start Excerpted data

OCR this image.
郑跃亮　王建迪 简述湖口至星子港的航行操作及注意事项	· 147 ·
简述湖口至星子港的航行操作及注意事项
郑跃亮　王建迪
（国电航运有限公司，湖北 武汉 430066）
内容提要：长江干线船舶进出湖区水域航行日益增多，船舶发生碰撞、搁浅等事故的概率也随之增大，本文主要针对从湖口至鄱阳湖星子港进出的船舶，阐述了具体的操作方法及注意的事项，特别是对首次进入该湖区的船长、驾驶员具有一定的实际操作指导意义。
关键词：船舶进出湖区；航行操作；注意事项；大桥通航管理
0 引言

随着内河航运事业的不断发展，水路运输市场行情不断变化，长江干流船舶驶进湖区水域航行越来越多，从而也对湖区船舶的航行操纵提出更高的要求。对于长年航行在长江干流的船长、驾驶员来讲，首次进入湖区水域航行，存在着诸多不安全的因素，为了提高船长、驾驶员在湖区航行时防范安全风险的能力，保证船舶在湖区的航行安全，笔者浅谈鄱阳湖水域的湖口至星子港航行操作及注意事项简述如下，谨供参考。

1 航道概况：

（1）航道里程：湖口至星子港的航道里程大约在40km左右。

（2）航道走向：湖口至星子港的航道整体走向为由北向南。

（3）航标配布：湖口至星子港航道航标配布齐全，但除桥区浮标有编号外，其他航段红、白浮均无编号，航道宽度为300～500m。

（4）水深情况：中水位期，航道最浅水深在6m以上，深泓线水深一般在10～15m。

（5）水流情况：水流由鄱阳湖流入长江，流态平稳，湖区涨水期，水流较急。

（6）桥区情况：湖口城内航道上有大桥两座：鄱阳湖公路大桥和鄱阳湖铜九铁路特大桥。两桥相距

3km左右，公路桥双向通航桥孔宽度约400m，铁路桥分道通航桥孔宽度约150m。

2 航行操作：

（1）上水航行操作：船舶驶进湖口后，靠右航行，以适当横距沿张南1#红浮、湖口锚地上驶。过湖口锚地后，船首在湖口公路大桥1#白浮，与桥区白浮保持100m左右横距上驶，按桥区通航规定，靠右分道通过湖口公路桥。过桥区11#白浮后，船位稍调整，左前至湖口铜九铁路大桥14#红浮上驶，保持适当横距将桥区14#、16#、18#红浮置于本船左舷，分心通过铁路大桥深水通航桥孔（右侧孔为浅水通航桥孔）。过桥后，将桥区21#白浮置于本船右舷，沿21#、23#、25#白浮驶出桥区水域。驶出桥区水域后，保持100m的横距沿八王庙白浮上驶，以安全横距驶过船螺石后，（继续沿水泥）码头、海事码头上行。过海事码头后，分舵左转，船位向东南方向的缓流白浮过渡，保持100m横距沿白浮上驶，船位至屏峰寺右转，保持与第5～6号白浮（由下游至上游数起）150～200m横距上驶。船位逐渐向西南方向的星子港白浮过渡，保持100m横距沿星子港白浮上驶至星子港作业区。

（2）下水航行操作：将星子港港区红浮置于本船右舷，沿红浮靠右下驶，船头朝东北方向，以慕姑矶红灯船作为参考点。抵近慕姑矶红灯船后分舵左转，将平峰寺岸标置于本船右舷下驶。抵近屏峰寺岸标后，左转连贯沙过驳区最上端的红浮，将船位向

end Excerpted data
start Excerpted data

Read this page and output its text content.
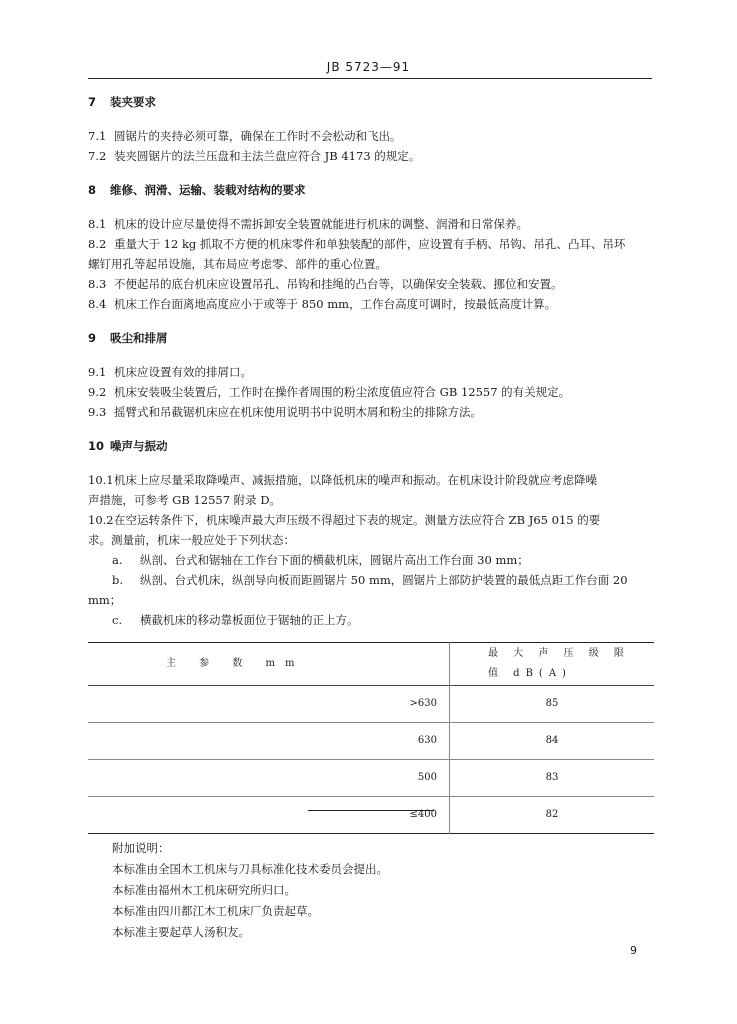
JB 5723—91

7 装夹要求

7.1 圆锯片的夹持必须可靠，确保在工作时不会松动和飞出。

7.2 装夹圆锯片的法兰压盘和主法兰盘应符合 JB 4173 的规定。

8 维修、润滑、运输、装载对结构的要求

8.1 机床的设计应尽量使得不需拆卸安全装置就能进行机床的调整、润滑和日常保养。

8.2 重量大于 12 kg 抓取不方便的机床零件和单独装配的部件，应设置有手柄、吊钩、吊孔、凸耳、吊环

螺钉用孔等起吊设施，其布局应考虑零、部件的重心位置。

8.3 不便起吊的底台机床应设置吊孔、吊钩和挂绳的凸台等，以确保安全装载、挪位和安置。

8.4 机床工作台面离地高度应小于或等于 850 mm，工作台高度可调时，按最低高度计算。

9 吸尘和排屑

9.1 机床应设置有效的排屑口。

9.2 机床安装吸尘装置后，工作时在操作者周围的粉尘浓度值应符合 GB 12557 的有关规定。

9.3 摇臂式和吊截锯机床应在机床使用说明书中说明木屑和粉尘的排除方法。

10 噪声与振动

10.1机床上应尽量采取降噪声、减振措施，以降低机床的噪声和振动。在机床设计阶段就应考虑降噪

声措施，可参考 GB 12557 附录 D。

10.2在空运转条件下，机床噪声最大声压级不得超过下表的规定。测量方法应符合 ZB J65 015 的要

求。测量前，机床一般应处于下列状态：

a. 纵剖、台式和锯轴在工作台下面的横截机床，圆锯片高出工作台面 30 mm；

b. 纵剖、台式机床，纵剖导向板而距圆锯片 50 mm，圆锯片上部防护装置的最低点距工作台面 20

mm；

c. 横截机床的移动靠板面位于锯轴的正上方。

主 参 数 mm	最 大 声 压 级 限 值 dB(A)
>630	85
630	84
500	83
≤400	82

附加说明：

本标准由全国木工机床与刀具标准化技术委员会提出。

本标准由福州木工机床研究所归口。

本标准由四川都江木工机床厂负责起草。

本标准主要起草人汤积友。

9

end Excerpted data
start Excerpted data

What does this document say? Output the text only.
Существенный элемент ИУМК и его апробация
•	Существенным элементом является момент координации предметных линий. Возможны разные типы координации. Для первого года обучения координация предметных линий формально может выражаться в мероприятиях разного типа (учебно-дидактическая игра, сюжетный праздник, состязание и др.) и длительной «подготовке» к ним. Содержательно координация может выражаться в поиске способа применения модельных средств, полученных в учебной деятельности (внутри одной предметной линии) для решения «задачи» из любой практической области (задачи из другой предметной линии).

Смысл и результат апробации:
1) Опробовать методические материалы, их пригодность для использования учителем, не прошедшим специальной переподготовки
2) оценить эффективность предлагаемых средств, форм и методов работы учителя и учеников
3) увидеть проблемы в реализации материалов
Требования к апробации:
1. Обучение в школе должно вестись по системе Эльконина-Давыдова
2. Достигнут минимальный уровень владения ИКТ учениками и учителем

end Excerpted data

**Given instruction**
Copy whichever lines in the listing above contain the word "this".

**Task solution**
OCR this image.
Read this page and output its text content.
What does this document say? Output the text only.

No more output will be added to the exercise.